* Begin Information supplied *

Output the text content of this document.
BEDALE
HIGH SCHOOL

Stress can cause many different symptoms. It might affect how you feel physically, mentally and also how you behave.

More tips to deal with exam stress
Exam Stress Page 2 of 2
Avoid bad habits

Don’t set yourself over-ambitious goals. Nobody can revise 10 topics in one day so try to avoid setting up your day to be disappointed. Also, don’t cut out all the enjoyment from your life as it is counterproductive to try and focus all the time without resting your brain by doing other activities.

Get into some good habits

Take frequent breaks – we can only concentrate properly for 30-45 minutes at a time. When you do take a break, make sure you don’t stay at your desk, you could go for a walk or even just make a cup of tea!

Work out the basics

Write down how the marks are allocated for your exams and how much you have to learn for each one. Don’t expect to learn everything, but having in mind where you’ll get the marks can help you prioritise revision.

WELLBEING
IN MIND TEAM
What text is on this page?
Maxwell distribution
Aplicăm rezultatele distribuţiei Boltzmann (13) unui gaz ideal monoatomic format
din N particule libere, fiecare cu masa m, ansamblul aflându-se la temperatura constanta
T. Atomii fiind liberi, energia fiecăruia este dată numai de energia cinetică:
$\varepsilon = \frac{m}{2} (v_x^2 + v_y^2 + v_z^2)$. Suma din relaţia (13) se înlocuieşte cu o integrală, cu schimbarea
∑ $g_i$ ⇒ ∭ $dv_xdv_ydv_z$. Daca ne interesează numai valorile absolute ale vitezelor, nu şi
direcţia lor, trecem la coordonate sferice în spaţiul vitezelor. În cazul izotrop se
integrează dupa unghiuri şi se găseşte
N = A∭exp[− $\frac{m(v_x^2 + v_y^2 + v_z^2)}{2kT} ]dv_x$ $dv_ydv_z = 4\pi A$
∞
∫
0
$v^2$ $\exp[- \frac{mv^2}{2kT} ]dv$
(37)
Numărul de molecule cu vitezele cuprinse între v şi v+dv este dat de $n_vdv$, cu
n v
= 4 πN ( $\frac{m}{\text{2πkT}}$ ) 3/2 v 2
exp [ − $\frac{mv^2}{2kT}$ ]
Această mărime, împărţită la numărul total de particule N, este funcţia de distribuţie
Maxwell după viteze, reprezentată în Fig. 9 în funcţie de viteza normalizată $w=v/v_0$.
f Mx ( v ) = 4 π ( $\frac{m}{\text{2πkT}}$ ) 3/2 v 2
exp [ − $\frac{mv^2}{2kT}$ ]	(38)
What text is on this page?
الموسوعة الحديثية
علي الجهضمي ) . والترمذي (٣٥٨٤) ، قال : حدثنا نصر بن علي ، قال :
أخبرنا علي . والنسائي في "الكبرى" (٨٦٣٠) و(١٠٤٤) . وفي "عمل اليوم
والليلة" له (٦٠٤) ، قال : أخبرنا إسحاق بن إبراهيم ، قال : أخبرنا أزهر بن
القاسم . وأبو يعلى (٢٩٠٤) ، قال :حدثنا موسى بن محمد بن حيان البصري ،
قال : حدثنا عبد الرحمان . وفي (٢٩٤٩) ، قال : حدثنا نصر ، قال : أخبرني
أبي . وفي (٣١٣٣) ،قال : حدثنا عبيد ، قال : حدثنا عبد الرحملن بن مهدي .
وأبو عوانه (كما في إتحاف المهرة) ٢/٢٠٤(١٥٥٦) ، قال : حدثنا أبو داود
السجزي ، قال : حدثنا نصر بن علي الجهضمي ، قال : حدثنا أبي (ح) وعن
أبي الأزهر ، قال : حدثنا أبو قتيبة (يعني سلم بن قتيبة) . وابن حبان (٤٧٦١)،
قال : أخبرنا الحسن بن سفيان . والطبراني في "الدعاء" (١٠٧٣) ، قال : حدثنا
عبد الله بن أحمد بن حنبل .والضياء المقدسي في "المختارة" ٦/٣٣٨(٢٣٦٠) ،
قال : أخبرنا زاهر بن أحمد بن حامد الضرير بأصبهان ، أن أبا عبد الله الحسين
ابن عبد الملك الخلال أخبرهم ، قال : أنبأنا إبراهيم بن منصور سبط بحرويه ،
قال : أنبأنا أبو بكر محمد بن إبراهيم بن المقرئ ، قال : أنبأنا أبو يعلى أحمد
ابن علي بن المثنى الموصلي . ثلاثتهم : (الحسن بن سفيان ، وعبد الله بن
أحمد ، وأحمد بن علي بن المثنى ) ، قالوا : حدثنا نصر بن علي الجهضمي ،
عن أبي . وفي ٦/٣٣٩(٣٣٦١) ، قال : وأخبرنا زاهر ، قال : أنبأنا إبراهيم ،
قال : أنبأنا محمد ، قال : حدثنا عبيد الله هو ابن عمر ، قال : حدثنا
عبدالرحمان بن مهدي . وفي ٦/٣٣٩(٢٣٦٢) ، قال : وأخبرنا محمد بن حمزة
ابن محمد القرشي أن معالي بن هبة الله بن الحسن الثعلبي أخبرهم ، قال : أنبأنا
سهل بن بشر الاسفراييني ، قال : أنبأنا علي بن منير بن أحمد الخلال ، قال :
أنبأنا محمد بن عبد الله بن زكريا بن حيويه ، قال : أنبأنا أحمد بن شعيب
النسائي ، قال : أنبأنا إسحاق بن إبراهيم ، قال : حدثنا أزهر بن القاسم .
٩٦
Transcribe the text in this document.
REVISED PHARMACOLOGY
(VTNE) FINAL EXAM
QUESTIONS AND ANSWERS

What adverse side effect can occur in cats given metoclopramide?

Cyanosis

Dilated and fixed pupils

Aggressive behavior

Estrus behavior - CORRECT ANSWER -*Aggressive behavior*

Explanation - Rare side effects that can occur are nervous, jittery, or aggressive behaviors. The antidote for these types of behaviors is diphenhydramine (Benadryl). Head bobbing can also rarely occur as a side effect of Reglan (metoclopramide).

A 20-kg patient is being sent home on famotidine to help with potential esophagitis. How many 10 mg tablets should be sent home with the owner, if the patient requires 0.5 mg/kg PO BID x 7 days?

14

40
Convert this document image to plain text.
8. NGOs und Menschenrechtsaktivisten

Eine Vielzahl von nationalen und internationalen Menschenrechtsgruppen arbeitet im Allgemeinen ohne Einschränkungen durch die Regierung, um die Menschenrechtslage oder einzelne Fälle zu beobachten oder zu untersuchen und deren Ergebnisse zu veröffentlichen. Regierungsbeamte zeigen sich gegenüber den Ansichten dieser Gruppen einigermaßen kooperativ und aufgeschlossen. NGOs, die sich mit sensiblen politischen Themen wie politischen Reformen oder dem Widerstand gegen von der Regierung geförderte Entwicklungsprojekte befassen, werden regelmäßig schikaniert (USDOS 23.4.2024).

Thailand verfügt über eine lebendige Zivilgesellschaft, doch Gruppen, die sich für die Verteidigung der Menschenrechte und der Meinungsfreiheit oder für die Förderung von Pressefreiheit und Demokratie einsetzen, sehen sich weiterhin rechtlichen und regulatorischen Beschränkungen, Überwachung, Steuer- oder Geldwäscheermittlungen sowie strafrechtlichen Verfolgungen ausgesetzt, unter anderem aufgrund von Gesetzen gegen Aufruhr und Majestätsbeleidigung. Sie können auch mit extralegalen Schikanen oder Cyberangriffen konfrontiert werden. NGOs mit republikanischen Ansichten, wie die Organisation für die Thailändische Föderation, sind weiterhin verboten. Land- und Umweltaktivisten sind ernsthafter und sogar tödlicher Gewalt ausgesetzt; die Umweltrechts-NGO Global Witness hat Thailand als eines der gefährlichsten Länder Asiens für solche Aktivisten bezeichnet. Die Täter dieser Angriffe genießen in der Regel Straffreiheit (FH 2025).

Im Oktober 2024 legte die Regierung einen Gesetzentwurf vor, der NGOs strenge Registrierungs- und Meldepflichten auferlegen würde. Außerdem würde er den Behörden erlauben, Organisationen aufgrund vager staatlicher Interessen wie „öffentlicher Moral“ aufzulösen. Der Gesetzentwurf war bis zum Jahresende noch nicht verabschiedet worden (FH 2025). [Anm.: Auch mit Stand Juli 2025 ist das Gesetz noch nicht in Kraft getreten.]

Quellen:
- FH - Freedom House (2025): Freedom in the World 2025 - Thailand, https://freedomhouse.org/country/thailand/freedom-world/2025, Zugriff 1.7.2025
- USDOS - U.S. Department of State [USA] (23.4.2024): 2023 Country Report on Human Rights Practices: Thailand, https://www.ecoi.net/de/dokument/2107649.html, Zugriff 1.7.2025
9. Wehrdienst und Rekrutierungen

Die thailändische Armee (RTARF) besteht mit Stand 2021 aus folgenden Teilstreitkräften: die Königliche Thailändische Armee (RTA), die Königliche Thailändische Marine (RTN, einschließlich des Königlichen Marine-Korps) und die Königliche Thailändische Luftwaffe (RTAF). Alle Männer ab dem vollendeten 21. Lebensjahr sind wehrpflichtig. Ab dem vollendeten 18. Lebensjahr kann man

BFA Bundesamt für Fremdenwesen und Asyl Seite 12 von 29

* End Information supplied *

To be done
Which lines hold the word "Gruppen"? Show each one.

Solution
Eine Vielzahl von nationalen und internationalen Menschenrechtsgruppen arbeitet im Allgemeinen ohne Einschränkungen durch die Regierung, um die Menschenrechtslage oder einzelne Fälle zu beobachten oder zu untersuchen und deren Ergebnisse zu veröffentlichen. Regierungsbeamte zeigen sich gegenüber den Ansichten dieser Gruppen einigermaßen kooperativ und aufgeschlossen. NGOs, die sich mit sensiblen politischen Themen wie politischen Reformen oder dem Widerstand gegen von der Regierung geförderte Entwicklungsprojekte befassen, werden regelmäßig schikaniert (USDOS 23.4.2024).
Thailand verfügt über eine lebendige Zivilgesellschaft, doch Gruppen, die sich für die Verteidigung der Menschenrechte und der Meinungsfreiheit oder für die Förderung von Pressefreiheit und Demokratie einsetzen, sehen sich weiterhin rechtlichen und regulatorischen Beschränkungen, Überwachung, Steuer- oder Geldwäscheermittlungen sowie strafrechtlichen Verfolgungen ausgesetzt, unter anderem aufgrund von Gesetzen gegen Aufruhr und Majestätsbeleidigung. Sie können auch mit extralegalen Schikanen oder Cyberangriffen konfrontiert werden. NGOs mit republikanischen Ansichten, wie die Organisation für die Thailändische Föderation, sind weiterhin verboten. Land- und Umweltaktivisten sind ernsthafter und sogar tödlicher Gewalt ausgesetzt; die Umweltrechts-NGO Global Witness hat Thailand als eines der gefährlichsten Länder Asiens für solche Aktivisten bezeichnet. Die Täter dieser Angriffe genießen in der Regel Straffreiheit (FH 2025).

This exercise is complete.